▶ **Extracted records**:
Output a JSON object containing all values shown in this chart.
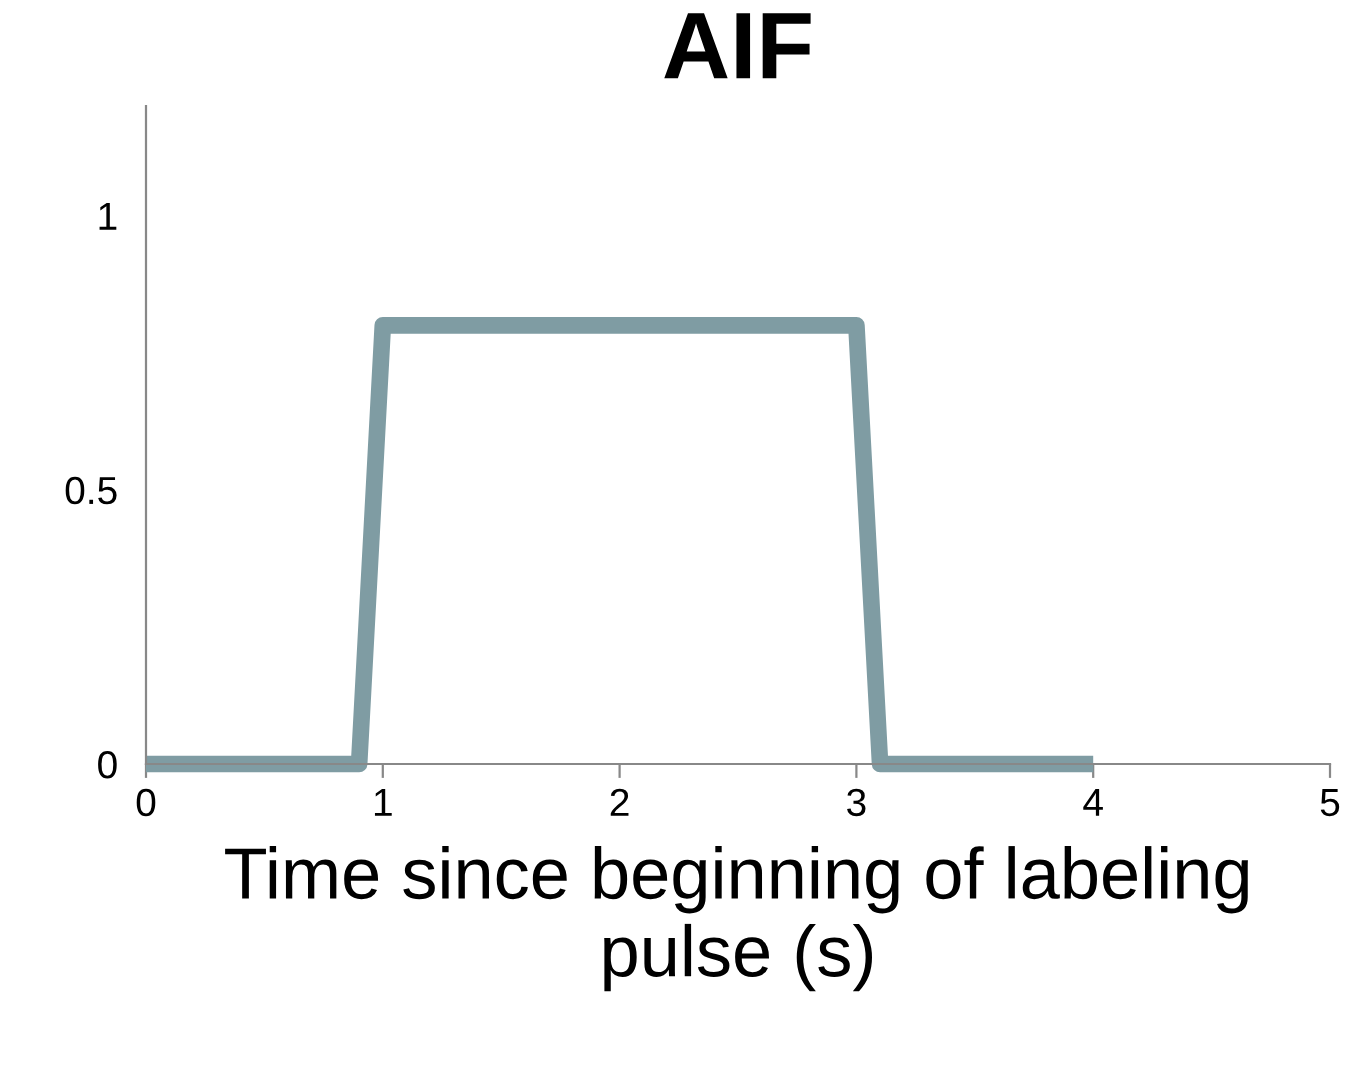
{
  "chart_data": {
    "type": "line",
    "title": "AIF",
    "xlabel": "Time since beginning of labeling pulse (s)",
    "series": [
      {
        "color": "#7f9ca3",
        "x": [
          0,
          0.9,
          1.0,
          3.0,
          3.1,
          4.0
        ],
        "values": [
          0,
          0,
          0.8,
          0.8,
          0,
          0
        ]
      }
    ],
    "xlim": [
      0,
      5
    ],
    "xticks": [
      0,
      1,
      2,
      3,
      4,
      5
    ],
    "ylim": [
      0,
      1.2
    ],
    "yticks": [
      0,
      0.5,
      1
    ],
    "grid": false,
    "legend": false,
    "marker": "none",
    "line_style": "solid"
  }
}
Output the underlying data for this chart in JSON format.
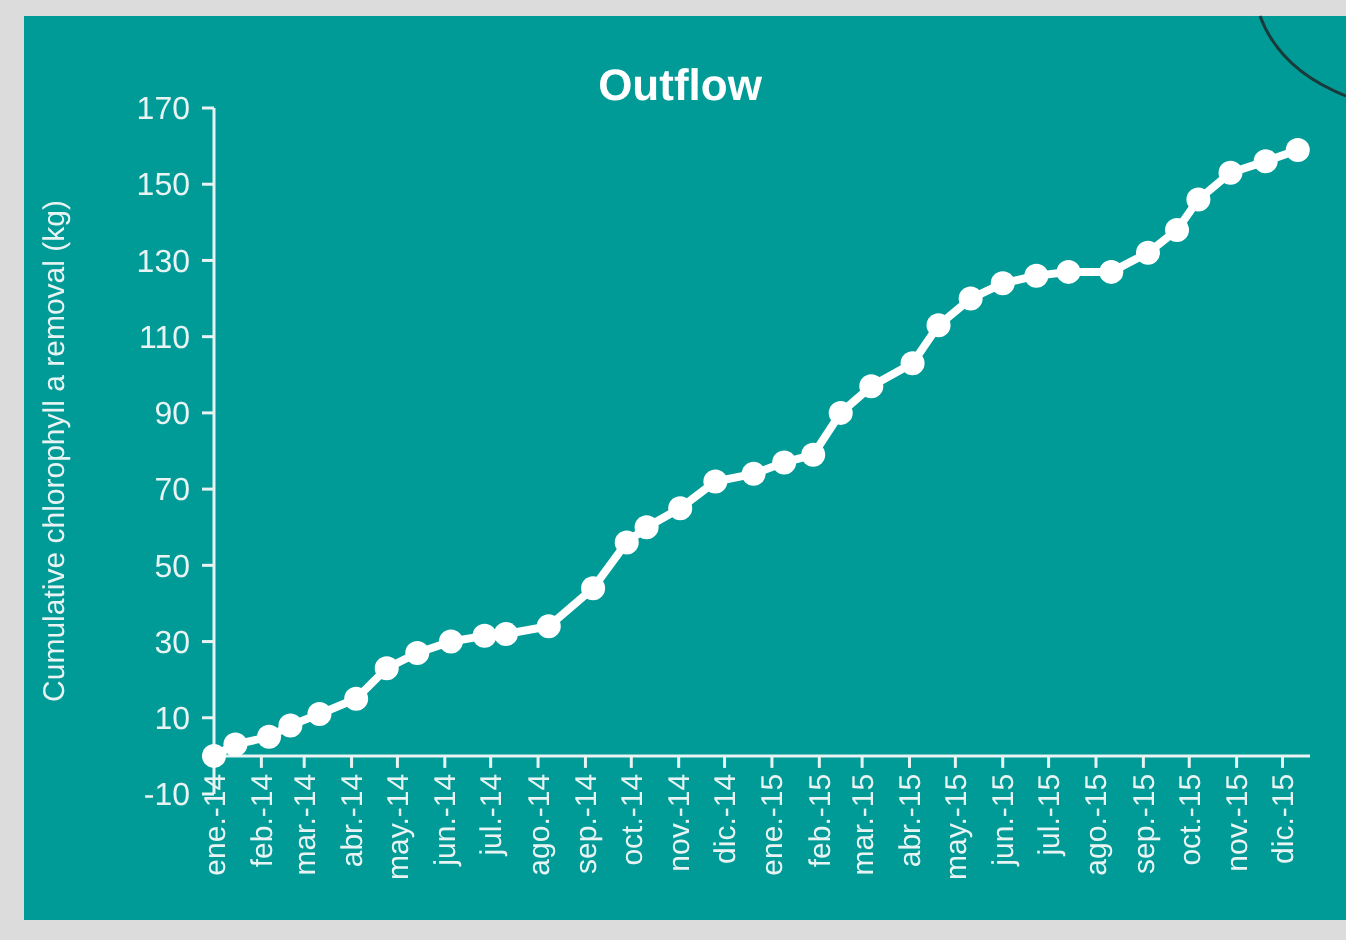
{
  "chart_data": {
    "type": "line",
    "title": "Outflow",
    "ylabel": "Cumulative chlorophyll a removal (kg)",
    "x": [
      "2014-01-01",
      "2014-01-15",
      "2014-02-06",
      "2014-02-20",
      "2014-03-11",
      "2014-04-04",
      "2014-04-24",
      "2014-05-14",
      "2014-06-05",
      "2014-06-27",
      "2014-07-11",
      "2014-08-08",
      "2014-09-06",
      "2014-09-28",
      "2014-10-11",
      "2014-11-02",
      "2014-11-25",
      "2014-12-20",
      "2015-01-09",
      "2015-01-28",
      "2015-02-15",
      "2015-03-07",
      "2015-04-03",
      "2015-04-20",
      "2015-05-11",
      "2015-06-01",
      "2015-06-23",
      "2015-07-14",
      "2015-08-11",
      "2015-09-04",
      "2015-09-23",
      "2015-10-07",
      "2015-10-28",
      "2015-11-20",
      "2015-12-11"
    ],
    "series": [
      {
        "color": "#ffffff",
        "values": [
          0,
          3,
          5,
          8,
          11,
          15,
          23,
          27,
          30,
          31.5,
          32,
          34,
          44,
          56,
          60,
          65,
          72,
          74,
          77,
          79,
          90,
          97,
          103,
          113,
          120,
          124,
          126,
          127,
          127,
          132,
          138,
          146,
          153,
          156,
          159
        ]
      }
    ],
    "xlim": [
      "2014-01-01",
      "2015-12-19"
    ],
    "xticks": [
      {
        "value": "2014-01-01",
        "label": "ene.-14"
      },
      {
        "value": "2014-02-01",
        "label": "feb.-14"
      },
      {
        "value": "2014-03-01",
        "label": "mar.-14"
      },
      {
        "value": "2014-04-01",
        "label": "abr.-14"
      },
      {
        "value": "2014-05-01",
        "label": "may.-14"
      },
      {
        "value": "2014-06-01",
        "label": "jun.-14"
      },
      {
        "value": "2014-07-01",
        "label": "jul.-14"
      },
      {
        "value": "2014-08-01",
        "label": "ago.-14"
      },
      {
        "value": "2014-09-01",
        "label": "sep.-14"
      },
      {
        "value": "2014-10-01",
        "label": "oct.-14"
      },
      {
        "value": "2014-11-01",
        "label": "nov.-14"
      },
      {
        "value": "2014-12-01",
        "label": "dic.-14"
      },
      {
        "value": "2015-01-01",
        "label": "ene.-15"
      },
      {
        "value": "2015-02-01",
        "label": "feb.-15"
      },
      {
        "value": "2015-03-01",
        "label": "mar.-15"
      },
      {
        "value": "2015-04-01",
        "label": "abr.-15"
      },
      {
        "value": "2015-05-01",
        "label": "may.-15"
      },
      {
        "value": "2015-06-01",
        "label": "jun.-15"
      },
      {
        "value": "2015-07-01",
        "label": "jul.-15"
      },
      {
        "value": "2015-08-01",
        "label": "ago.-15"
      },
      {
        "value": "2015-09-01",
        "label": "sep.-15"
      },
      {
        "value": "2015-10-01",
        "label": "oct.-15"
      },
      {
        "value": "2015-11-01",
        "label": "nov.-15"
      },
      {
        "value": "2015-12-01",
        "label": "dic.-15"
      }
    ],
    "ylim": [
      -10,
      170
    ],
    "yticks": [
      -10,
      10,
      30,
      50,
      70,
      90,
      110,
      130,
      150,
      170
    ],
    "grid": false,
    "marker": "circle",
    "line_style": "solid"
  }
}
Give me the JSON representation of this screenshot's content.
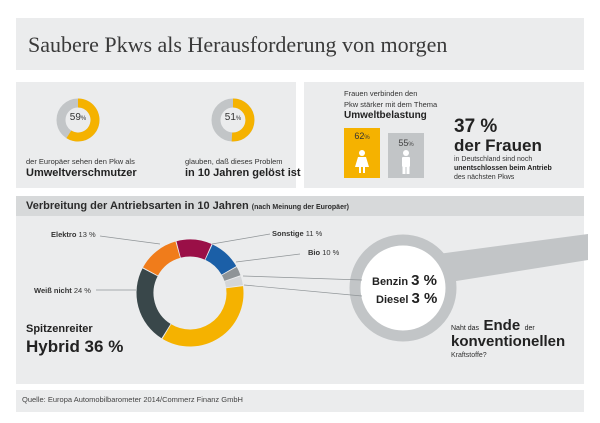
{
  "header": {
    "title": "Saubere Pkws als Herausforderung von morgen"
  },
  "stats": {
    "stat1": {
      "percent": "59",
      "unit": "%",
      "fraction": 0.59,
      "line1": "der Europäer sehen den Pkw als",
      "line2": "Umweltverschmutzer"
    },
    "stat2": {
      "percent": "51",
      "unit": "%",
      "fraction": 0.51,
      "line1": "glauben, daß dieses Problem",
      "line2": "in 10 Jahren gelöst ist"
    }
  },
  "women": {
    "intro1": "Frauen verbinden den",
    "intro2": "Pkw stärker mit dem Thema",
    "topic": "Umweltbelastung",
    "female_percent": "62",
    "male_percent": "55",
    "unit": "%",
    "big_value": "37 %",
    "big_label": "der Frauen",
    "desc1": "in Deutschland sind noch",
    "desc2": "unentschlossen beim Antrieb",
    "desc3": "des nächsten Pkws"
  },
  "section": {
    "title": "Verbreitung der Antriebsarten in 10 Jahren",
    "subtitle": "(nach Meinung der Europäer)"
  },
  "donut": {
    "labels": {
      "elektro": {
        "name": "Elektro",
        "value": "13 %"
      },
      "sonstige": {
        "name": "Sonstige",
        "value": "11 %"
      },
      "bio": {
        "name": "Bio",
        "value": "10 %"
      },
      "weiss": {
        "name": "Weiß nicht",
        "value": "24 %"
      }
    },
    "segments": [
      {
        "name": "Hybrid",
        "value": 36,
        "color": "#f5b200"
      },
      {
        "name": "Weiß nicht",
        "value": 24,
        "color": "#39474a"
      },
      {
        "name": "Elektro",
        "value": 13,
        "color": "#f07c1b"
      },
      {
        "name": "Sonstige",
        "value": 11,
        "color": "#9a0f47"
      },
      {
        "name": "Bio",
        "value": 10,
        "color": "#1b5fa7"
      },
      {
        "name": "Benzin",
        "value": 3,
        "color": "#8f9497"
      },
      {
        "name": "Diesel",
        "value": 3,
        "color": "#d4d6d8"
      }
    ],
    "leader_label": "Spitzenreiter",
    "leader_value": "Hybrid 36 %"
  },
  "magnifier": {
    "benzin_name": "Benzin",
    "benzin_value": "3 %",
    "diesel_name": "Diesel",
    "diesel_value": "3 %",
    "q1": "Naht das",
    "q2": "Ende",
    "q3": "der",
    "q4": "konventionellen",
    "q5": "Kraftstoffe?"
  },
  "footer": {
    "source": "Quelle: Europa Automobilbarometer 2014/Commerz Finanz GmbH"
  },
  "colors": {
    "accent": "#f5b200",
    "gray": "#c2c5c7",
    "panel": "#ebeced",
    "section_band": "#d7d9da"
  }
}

▶ **THE TASK**: Give back the entries verbatim. Do not include any picture.

▶ **EXERCISE SOLUTION**:
Output a JSON object containing all values shown in this chart.
{
  "chart_data": {
    "type": "line",
    "title": "AIF",
    "xlabel": "Time since beginning of labeling pulse (s)",
    "series": [
      {
        "color": "#7f9ca3",
        "x": [
          0,
          0.9,
          1.0,
          3.0,
          3.1,
          4.0
        ],
        "values": [
          0,
          0,
          0.8,
          0.8,
          0,
          0
        ]
      }
    ],
    "xlim": [
      0,
      5
    ],
    "xticks": [
      0,
      1,
      2,
      3,
      4,
      5
    ],
    "ylim": [
      0,
      1.2
    ],
    "yticks": [
      0,
      0.5,
      1
    ],
    "grid": false,
    "legend": false,
    "marker": "none",
    "line_style": "solid"
  }
}
Output the underlying data for this chart in JSON format.
{
  "chart_data": {
    "type": "line",
    "title": "Outflow",
    "ylabel": "Cumulative chlorophyll a removal (kg)",
    "x": [
      "2014-01-01",
      "2014-01-15",
      "2014-02-06",
      "2014-02-20",
      "2014-03-11",
      "2014-04-04",
      "2014-04-24",
      "2014-05-14",
      "2014-06-05",
      "2014-06-27",
      "2014-07-11",
      "2014-08-08",
      "2014-09-06",
      "2014-09-28",
      "2014-10-11",
      "2014-11-02",
      "2014-11-25",
      "2014-12-20",
      "2015-01-09",
      "2015-01-28",
      "2015-02-15",
      "2015-03-07",
      "2015-04-03",
      "2015-04-20",
      "2015-05-11",
      "2015-06-01",
      "2015-06-23",
      "2015-07-14",
      "2015-08-11",
      "2015-09-04",
      "2015-09-23",
      "2015-10-07",
      "2015-10-28",
      "2015-11-20",
      "2015-12-11"
    ],
    "series": [
      {
        "color": "#ffffff",
        "values": [
          0,
          3,
          5,
          8,
          11,
          15,
          23,
          27,
          30,
          31.5,
          32,
          34,
          44,
          56,
          60,
          65,
          72,
          74,
          77,
          79,
          90,
          97,
          103,
          113,
          120,
          124,
          126,
          127,
          127,
          132,
          138,
          146,
          153,
          156,
          159
        ]
      }
    ],
    "xlim": [
      "2014-01-01",
      "2015-12-19"
    ],
    "xticks": [
      {
        "value": "2014-01-01",
        "label": "ene.-14"
      },
      {
        "value": "2014-02-01",
        "label": "feb.-14"
      },
      {
        "value": "2014-03-01",
        "label": "mar.-14"
      },
      {
        "value": "2014-04-01",
        "label": "abr.-14"
      },
      {
        "value": "2014-05-01",
        "label": "may.-14"
      },
      {
        "value": "2014-06-01",
        "label": "jun.-14"
      },
      {
        "value": "2014-07-01",
        "label": "jul.-14"
      },
      {
        "value": "2014-08-01",
        "label": "ago.-14"
      },
      {
        "value": "2014-09-01",
        "label": "sep.-14"
      },
      {
        "value": "2014-10-01",
        "label": "oct.-14"
      },
      {
        "value": "2014-11-01",
        "label": "nov.-14"
      },
      {
        "value": "2014-12-01",
        "label": "dic.-14"
      },
      {
        "value": "2015-01-01",
        "label": "ene.-15"
      },
      {
        "value": "2015-02-01",
        "label": "feb.-15"
      },
      {
        "value": "2015-03-01",
        "label": "mar.-15"
      },
      {
        "value": "2015-04-01",
        "label": "abr.-15"
      },
      {
        "value": "2015-05-01",
        "label": "may.-15"
      },
      {
        "value": "2015-06-01",
        "label": "jun.-15"
      },
      {
        "value": "2015-07-01",
        "label": "jul.-15"
      },
      {
        "value": "2015-08-01",
        "label": "ago.-15"
      },
      {
        "value": "2015-09-01",
        "label": "sep.-15"
      },
      {
        "value": "2015-10-01",
        "label": "oct.-15"
      },
      {
        "value": "2015-11-01",
        "label": "nov.-15"
      },
      {
        "value": "2015-12-01",
        "label": "dic.-15"
      }
    ],
    "ylim": [
      -10,
      170
    ],
    "yticks": [
      -10,
      10,
      30,
      50,
      70,
      90,
      110,
      130,
      150,
      170
    ],
    "grid": false,
    "marker": "circle",
    "line_style": "solid"
  }
}
Give me the JSON representation of this screenshot's content.
{
  "header": {
    "title": "Saubere Pkws als Herausforderung von morgen"
  },
  "stats": {
    "stat1": {
      "percent": "59",
      "unit": "%",
      "fraction": 0.59,
      "line1": "der Europäer sehen den Pkw als",
      "line2": "Umweltverschmutzer"
    },
    "stat2": {
      "percent": "51",
      "unit": "%",
      "fraction": 0.51,
      "line1": "glauben, daß dieses Problem",
      "line2": "in 10 Jahren gelöst ist"
    }
  },
  "women": {
    "intro1": "Frauen verbinden den",
    "intro2": "Pkw stärker mit dem Thema",
    "topic": "Umweltbelastung",
    "female_percent": "62",
    "male_percent": "55",
    "unit": "%",
    "big_value": "37 %",
    "big_label": "der Frauen",
    "desc1": "in Deutschland sind noch",
    "desc2": "unentschlossen beim Antrieb",
    "desc3": "des nächsten Pkws"
  },
  "section": {
    "title": "Verbreitung der Antriebsarten in 10 Jahren",
    "subtitle": "(nach Meinung der Europäer)"
  },
  "donut": {
    "labels": {
      "elektro": {
        "name": "Elektro",
        "value": "13 %"
      },
      "sonstige": {
        "name": "Sonstige",
        "value": "11 %"
      },
      "bio": {
        "name": "Bio",
        "value": "10 %"
      },
      "weiss": {
        "name": "Weiß nicht",
        "value": "24 %"
      }
    },
    "segments": [
      {
        "name": "Hybrid",
        "value": 36,
        "color": "#f5b200"
      },
      {
        "name": "Weiß nicht",
        "value": 24,
        "color": "#39474a"
      },
      {
        "name": "Elektro",
        "value": 13,
        "color": "#f07c1b"
      },
      {
        "name": "Sonstige",
        "value": 11,
        "color": "#9a0f47"
      },
      {
        "name": "Bio",
        "value": 10,
        "color": "#1b5fa7"
      },
      {
        "name": "Benzin",
        "value": 3,
        "color": "#8f9497"
      },
      {
        "name": "Diesel",
        "value": 3,
        "color": "#d4d6d8"
      }
    ],
    "leader_label": "Spitzenreiter",
    "leader_value": "Hybrid 36 %"
  },
  "magnifier": {
    "benzin_name": "Benzin",
    "benzin_value": "3 %",
    "diesel_name": "Diesel",
    "diesel_value": "3 %",
    "q1": "Naht das",
    "q2": "Ende",
    "q3": "der",
    "q4": "konventionellen",
    "q5": "Kraftstoffe?"
  },
  "footer": {
    "source": "Quelle: Europa Automobilbarometer 2014/Commerz Finanz GmbH"
  },
  "colors": {
    "accent": "#f5b200",
    "gray": "#c2c5c7",
    "panel": "#ebeced",
    "section_band": "#d7d9da"
  }
}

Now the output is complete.